Write out all entries word for word.

Items listed in a dataset:
** BEGIN **

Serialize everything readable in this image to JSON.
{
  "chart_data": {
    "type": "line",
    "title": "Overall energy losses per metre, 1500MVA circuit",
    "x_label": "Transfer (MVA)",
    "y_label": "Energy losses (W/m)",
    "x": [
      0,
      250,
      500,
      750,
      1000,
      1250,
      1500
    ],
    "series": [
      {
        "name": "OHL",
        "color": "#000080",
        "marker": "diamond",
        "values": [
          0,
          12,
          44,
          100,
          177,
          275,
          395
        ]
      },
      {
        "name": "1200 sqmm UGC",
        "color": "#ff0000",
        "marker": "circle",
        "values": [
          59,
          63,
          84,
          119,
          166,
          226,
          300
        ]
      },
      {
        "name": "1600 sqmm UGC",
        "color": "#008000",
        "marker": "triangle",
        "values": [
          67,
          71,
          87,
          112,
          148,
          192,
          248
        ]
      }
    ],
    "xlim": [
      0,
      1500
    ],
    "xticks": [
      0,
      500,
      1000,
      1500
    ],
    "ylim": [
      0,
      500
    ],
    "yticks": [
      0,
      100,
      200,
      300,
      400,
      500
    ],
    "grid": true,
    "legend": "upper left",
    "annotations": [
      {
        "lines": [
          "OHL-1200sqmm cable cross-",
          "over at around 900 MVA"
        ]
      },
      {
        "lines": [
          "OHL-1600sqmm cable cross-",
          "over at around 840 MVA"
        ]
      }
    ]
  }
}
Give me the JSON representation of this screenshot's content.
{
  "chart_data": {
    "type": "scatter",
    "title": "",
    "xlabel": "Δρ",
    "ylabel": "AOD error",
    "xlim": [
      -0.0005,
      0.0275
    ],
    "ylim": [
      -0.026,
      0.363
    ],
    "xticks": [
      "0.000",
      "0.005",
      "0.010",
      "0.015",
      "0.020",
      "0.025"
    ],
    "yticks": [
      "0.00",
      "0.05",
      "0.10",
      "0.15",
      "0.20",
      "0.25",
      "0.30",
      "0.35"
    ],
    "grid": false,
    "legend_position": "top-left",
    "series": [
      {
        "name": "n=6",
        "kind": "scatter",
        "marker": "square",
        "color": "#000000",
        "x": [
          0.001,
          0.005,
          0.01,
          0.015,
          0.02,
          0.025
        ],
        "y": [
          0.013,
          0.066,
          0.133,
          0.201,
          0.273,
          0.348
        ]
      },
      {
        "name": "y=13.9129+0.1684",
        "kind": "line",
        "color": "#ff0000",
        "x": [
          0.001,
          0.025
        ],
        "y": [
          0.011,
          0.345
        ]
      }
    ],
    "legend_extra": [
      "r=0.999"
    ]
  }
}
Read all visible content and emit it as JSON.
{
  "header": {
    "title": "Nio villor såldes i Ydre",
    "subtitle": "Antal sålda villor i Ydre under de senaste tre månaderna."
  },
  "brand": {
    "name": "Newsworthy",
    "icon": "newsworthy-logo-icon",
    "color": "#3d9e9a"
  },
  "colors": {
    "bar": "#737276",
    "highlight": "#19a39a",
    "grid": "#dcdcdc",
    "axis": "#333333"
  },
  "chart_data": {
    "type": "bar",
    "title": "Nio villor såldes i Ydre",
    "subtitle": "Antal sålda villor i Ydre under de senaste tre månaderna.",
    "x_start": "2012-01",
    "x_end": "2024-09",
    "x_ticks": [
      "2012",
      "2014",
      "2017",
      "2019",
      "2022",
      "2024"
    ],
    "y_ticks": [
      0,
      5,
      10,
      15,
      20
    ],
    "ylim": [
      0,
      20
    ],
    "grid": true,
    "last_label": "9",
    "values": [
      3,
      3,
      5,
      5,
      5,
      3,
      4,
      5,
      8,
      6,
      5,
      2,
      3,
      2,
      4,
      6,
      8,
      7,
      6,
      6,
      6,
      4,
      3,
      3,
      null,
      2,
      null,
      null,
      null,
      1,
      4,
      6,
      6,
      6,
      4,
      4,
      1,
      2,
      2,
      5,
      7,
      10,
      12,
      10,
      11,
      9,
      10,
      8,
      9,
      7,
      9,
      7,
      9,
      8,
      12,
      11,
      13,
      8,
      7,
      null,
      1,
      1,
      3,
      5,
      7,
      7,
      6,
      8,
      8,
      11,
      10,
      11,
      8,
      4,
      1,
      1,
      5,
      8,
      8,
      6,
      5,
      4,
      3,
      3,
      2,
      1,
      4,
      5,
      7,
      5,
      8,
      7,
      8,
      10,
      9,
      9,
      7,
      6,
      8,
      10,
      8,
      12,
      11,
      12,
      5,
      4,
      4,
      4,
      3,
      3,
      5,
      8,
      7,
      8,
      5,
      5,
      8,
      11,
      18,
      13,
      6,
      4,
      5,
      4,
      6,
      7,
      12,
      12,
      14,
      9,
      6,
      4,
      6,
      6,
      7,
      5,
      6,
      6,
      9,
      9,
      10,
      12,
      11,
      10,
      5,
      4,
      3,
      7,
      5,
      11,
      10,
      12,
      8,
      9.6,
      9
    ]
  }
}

** END **

* _Answer for this exercise_:
Serialize everything readable in this image to JSON.
{
  "chart_data": {
    "type": "line",
    "title": "Overall energy losses per metre, 1500MVA circuit",
    "x_label": "Transfer (MVA)",
    "y_label": "Energy losses (W/m)",
    "x": [
      0,
      250,
      500,
      750,
      1000,
      1250,
      1500
    ],
    "series": [
      {
        "name": "OHL",
        "color": "#000080",
        "marker": "diamond",
        "values": [
          0,
          12,
          44,
          100,
          177,
          275,
          395
        ]
      },
      {
        "name": "1200 sqmm UGC",
        "color": "#ff0000",
        "marker": "circle",
        "values": [
          59,
          63,
          84,
          119,
          166,
          226,
          300
        ]
      },
      {
        "name": "1600 sqmm UGC",
        "color": "#008000",
        "marker": "triangle",
        "values": [
          67,
          71,
          87,
          112,
          148,
          192,
          248
        ]
      }
    ],
    "xlim": [
      0,
      1500
    ],
    "xticks": [
      0,
      500,
      1000,
      1500
    ],
    "ylim": [
      0,
      500
    ],
    "yticks": [
      0,
      100,
      200,
      300,
      400,
      500
    ],
    "grid": true,
    "legend": "upper left",
    "annotations": [
      {
        "lines": [
          "OHL-1200sqmm cable cross-",
          "over at around 900 MVA"
        ]
      },
      {
        "lines": [
          "OHL-1600sqmm cable cross-",
          "over at around 840 MVA"
        ]
      }
    ]
  }
}
Give me the JSON representation of this screenshot's content.
{
  "chart_data": {
    "type": "scatter",
    "title": "",
    "xlabel": "Δρ",
    "ylabel": "AOD error",
    "xlim": [
      -0.0005,
      0.0275
    ],
    "ylim": [
      -0.026,
      0.363
    ],
    "xticks": [
      "0.000",
      "0.005",
      "0.010",
      "0.015",
      "0.020",
      "0.025"
    ],
    "yticks": [
      "0.00",
      "0.05",
      "0.10",
      "0.15",
      "0.20",
      "0.25",
      "0.30",
      "0.35"
    ],
    "grid": false,
    "legend_position": "top-left",
    "series": [
      {
        "name": "n=6",
        "kind": "scatter",
        "marker": "square",
        "color": "#000000",
        "x": [
          0.001,
          0.005,
          0.01,
          0.015,
          0.02,
          0.025
        ],
        "y": [
          0.013,
          0.066,
          0.133,
          0.201,
          0.273,
          0.348
        ]
      },
      {
        "name": "y=13.9129+0.1684",
        "kind": "line",
        "color": "#ff0000",
        "x": [
          0.001,
          0.025
        ],
        "y": [
          0.011,
          0.345
        ]
      }
    ],
    "legend_extra": [
      "r=0.999"
    ]
  }
}
Read all visible content and emit it as JSON.
{
  "header": {
    "title": "Nio villor såldes i Ydre",
    "subtitle": "Antal sålda villor i Ydre under de senaste tre månaderna."
  },
  "brand": {
    "name": "Newsworthy",
    "icon": "newsworthy-logo-icon",
    "color": "#3d9e9a"
  },
  "colors": {
    "bar": "#737276",
    "highlight": "#19a39a",
    "grid": "#dcdcdc",
    "axis": "#333333"
  },
  "chart_data": {
    "type": "bar",
    "title": "Nio villor såldes i Ydre",
    "subtitle": "Antal sålda villor i Ydre under de senaste tre månaderna.",
    "x_start": "2012-01",
    "x_end": "2024-09",
    "x_ticks": [
      "2012",
      "2014",
      "2017",
      "2019",
      "2022",
      "2024"
    ],
    "y_ticks": [
      0,
      5,
      10,
      15,
      20
    ],
    "ylim": [
      0,
      20
    ],
    "grid": true,
    "last_label": "9",
    "values": [
      3,
      3,
      5,
      5,
      5,
      3,
      4,
      5,
      8,
      6,
      5,
      2,
      3,
      2,
      4,
      6,
      8,
      7,
      6,
      6,
      6,
      4,
      3,
      3,
      null,
      2,
      null,
      null,
      null,
      1,
      4,
      6,
      6,
      6,
      4,
      4,
      1,
      2,
      2,
      5,
      7,
      10,
      12,
      10,
      11,
      9,
      10,
      8,
      9,
      7,
      9,
      7,
      9,
      8,
      12,
      11,
      13,
      8,
      7,
      null,
      1,
      1,
      3,
      5,
      7,
      7,
      6,
      8,
      8,
      11,
      10,
      11,
      8,
      4,
      1,
      1,
      5,
      8,
      8,
      6,
      5,
      4,
      3,
      3,
      2,
      1,
      4,
      5,
      7,
      5,
      8,
      7,
      8,
      10,
      9,
      9,
      7,
      6,
      8,
      10,
      8,
      12,
      11,
      12,
      5,
      4,
      4,
      4,
      3,
      3,
      5,
      8,
      7,
      8,
      5,
      5,
      8,
      11,
      18,
      13,
      6,
      4,
      5,
      4,
      6,
      7,
      12,
      12,
      14,
      9,
      6,
      4,
      6,
      6,
      7,
      5,
      6,
      6,
      9,
      9,
      10,
      12,
      11,
      10,
      5,
      4,
      3,
      7,
      5,
      11,
      10,
      12,
      8,
      9.6,
      9
    ]
  }
}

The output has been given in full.